■ Given exercise ■
Every entry that follows needs to be repeated exactly.

[Extracted records]
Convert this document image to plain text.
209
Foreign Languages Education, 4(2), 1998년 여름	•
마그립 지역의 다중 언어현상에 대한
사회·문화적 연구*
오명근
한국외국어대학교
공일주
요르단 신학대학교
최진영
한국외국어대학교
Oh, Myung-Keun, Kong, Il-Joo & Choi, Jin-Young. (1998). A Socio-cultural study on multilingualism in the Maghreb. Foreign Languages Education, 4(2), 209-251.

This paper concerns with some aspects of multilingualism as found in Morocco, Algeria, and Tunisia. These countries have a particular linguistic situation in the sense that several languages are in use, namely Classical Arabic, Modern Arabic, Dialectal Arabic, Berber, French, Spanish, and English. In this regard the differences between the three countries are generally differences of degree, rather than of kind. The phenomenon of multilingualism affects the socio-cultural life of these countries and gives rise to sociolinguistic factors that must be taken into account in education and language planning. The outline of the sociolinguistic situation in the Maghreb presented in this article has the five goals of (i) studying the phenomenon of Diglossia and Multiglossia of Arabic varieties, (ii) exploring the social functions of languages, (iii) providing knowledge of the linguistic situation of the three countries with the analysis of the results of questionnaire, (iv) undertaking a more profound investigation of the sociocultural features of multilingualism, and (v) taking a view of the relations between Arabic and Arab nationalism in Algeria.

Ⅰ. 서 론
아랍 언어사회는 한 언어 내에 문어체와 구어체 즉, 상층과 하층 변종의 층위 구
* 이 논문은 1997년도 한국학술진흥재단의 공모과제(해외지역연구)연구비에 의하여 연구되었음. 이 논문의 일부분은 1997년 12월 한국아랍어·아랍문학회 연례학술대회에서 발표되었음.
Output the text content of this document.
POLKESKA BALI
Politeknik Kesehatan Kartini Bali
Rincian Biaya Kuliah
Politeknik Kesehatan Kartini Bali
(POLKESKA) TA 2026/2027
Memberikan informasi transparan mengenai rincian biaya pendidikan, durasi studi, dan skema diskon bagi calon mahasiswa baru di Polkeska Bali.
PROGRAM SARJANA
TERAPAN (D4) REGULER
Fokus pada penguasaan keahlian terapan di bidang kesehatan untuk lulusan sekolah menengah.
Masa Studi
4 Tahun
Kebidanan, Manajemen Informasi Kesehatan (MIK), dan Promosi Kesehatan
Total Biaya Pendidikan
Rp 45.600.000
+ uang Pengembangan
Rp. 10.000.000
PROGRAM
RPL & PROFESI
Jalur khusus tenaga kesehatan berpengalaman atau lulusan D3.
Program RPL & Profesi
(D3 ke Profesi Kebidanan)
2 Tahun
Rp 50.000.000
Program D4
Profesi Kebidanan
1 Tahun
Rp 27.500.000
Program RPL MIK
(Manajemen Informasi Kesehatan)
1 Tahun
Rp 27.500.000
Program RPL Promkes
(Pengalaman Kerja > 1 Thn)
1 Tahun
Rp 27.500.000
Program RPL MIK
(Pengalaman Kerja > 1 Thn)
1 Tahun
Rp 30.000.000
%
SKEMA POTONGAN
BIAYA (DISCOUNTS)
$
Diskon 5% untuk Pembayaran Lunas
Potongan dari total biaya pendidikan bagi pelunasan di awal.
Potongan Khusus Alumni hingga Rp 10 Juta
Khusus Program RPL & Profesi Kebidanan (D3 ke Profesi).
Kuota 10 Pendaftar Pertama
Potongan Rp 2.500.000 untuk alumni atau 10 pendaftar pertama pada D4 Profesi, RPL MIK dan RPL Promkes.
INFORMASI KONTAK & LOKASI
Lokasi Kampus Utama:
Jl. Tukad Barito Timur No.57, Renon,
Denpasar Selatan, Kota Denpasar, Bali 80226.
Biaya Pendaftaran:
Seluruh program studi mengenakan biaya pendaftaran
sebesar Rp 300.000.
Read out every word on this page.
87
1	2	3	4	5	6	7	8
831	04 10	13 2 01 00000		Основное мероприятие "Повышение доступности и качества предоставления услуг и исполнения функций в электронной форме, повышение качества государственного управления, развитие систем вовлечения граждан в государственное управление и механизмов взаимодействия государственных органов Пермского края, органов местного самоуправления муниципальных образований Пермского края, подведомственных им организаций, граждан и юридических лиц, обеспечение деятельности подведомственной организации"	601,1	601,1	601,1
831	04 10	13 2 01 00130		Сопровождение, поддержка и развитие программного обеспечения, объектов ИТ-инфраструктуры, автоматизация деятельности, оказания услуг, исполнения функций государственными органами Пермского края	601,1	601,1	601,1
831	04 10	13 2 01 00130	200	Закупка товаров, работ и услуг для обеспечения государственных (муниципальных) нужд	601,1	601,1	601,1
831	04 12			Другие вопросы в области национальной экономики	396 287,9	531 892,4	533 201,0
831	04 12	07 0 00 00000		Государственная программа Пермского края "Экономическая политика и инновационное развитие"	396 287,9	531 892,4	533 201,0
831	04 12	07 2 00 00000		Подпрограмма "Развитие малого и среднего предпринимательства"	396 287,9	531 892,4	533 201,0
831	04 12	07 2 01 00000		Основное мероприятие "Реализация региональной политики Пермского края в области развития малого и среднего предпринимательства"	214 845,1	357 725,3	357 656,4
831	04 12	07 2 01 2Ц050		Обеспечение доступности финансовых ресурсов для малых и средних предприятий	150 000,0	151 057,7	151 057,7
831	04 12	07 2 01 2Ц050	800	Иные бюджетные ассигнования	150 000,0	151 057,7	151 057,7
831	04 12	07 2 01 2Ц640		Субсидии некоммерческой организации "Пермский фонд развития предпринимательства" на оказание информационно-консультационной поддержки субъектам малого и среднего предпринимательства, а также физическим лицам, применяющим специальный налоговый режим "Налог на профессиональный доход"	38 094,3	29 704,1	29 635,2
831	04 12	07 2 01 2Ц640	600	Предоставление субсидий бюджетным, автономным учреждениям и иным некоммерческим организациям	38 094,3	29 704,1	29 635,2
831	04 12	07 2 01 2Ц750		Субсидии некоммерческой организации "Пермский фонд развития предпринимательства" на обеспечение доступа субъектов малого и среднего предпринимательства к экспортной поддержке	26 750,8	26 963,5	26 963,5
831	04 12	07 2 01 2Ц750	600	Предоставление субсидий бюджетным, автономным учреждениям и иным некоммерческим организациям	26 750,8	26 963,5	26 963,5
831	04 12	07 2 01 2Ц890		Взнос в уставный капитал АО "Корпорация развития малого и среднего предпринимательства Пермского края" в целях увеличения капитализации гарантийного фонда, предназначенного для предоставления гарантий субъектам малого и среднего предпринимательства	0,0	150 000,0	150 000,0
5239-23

■ Expected output ■
Convert this document image to plain text.
209
Foreign Languages Education, 4(2), 1998년 여름	•
마그립 지역의 다중 언어현상에 대한
사회·문화적 연구*
오명근
한국외국어대학교
공일주
요르단 신학대학교
최진영
한국외국어대학교
Oh, Myung-Keun, Kong, Il-Joo & Choi, Jin-Young. (1998). A Socio-cultural study on multilingualism in the Maghreb. Foreign Languages Education, 4(2), 209-251.

This paper concerns with some aspects of multilingualism as found in Morocco, Algeria, and Tunisia. These countries have a particular linguistic situation in the sense that several languages are in use, namely Classical Arabic, Modern Arabic, Dialectal Arabic, Berber, French, Spanish, and English. In this regard the differences between the three countries are generally differences of degree, rather than of kind. The phenomenon of multilingualism affects the socio-cultural life of these countries and gives rise to sociolinguistic factors that must be taken into account in education and language planning. The outline of the sociolinguistic situation in the Maghreb presented in this article has the five goals of (i) studying the phenomenon of Diglossia and Multiglossia of Arabic varieties, (ii) exploring the social functions of languages, (iii) providing knowledge of the linguistic situation of the three countries with the analysis of the results of questionnaire, (iv) undertaking a more profound investigation of the sociocultural features of multilingualism, and (v) taking a view of the relations between Arabic and Arab nationalism in Algeria.

Ⅰ. 서 론
아랍 언어사회는 한 언어 내에 문어체와 구어체 즉, 상층과 하층 변종의 층위 구
* 이 논문은 1997년도 한국학술진흥재단의 공모과제(해외지역연구)연구비에 의하여 연구되었음. 이 논문의 일부분은 1997년 12월 한국아랍어·아랍문학회 연례학술대회에서 발표되었음.
Output the text content of this document.
POLKESKA BALI
Politeknik Kesehatan Kartini Bali
Rincian Biaya Kuliah
Politeknik Kesehatan Kartini Bali
(POLKESKA) TA 2026/2027
Memberikan informasi transparan mengenai rincian biaya pendidikan, durasi studi, dan skema diskon bagi calon mahasiswa baru di Polkeska Bali.
PROGRAM SARJANA
TERAPAN (D4) REGULER
Fokus pada penguasaan keahlian terapan di bidang kesehatan untuk lulusan sekolah menengah.
Masa Studi
4 Tahun
Kebidanan, Manajemen Informasi Kesehatan (MIK), dan Promosi Kesehatan
Total Biaya Pendidikan
Rp 45.600.000
+ uang Pengembangan
Rp. 10.000.000
PROGRAM
RPL & PROFESI
Jalur khusus tenaga kesehatan berpengalaman atau lulusan D3.
Program RPL & Profesi
(D3 ke Profesi Kebidanan)
2 Tahun
Rp 50.000.000
Program D4
Profesi Kebidanan
1 Tahun
Rp 27.500.000
Program RPL MIK
(Manajemen Informasi Kesehatan)
1 Tahun
Rp 27.500.000
Program RPL Promkes
(Pengalaman Kerja > 1 Thn)
1 Tahun
Rp 27.500.000
Program RPL MIK
(Pengalaman Kerja > 1 Thn)
1 Tahun
Rp 30.000.000
%
SKEMA POTONGAN
BIAYA (DISCOUNTS)
$
Diskon 5% untuk Pembayaran Lunas
Potongan dari total biaya pendidikan bagi pelunasan di awal.
Potongan Khusus Alumni hingga Rp 10 Juta
Khusus Program RPL & Profesi Kebidanan (D3 ke Profesi).
Kuota 10 Pendaftar Pertama
Potongan Rp 2.500.000 untuk alumni atau 10 pendaftar pertama pada D4 Profesi, RPL MIK dan RPL Promkes.
INFORMASI KONTAK & LOKASI
Lokasi Kampus Utama:
Jl. Tukad Barito Timur No.57, Renon,
Denpasar Selatan, Kota Denpasar, Bali 80226.
Biaya Pendaftaran:
Seluruh program studi mengenakan biaya pendaftaran
sebesar Rp 300.000.
Read out every word on this page.
87
1	2	3	4	5	6	7	8
831	04 10	13 2 01 00000		Основное мероприятие "Повышение доступности и качества предоставления услуг и исполнения функций в электронной форме, повышение качества государственного управления, развитие систем вовлечения граждан в государственное управление и механизмов взаимодействия государственных органов Пермского края, органов местного самоуправления муниципальных образований Пермского края, подведомственных им организаций, граждан и юридических лиц, обеспечение деятельности подведомственной организации"	601,1	601,1	601,1
831	04 10	13 2 01 00130		Сопровождение, поддержка и развитие программного обеспечения, объектов ИТ-инфраструктуры, автоматизация деятельности, оказания услуг, исполнения функций государственными органами Пермского края	601,1	601,1	601,1
831	04 10	13 2 01 00130	200	Закупка товаров, работ и услуг для обеспечения государственных (муниципальных) нужд	601,1	601,1	601,1
831	04 12			Другие вопросы в области национальной экономики	396 287,9	531 892,4	533 201,0
831	04 12	07 0 00 00000		Государственная программа Пермского края "Экономическая политика и инновационное развитие"	396 287,9	531 892,4	533 201,0
831	04 12	07 2 00 00000		Подпрограмма "Развитие малого и среднего предпринимательства"	396 287,9	531 892,4	533 201,0
831	04 12	07 2 01 00000		Основное мероприятие "Реализация региональной политики Пермского края в области развития малого и среднего предпринимательства"	214 845,1	357 725,3	357 656,4
831	04 12	07 2 01 2Ц050		Обеспечение доступности финансовых ресурсов для малых и средних предприятий	150 000,0	151 057,7	151 057,7
831	04 12	07 2 01 2Ц050	800	Иные бюджетные ассигнования	150 000,0	151 057,7	151 057,7
831	04 12	07 2 01 2Ц640		Субсидии некоммерческой организации "Пермский фонд развития предпринимательства" на оказание информационно-консультационной поддержки субъектам малого и среднего предпринимательства, а также физическим лицам, применяющим специальный налоговый режим "Налог на профессиональный доход"	38 094,3	29 704,1	29 635,2
831	04 12	07 2 01 2Ц640	600	Предоставление субсидий бюджетным, автономным учреждениям и иным некоммерческим организациям	38 094,3	29 704,1	29 635,2
831	04 12	07 2 01 2Ц750		Субсидии некоммерческой организации "Пермский фонд развития предпринимательства" на обеспечение доступа субъектов малого и среднего предпринимательства к экспортной поддержке	26 750,8	26 963,5	26 963,5
831	04 12	07 2 01 2Ц750	600	Предоставление субсидий бюджетным, автономным учреждениям и иным некоммерческим организациям	26 750,8	26 963,5	26 963,5
831	04 12	07 2 01 2Ц890		Взнос в уставный капитал АО "Корпорация развития малого и среднего предпринимательства Пермского края" в целях увеличения капитализации гарантийного фонда, предназначенного для предоставления гарантий субъектам малого и среднего предпринимательства	0,0	150 000,0	150 000,0
5239-23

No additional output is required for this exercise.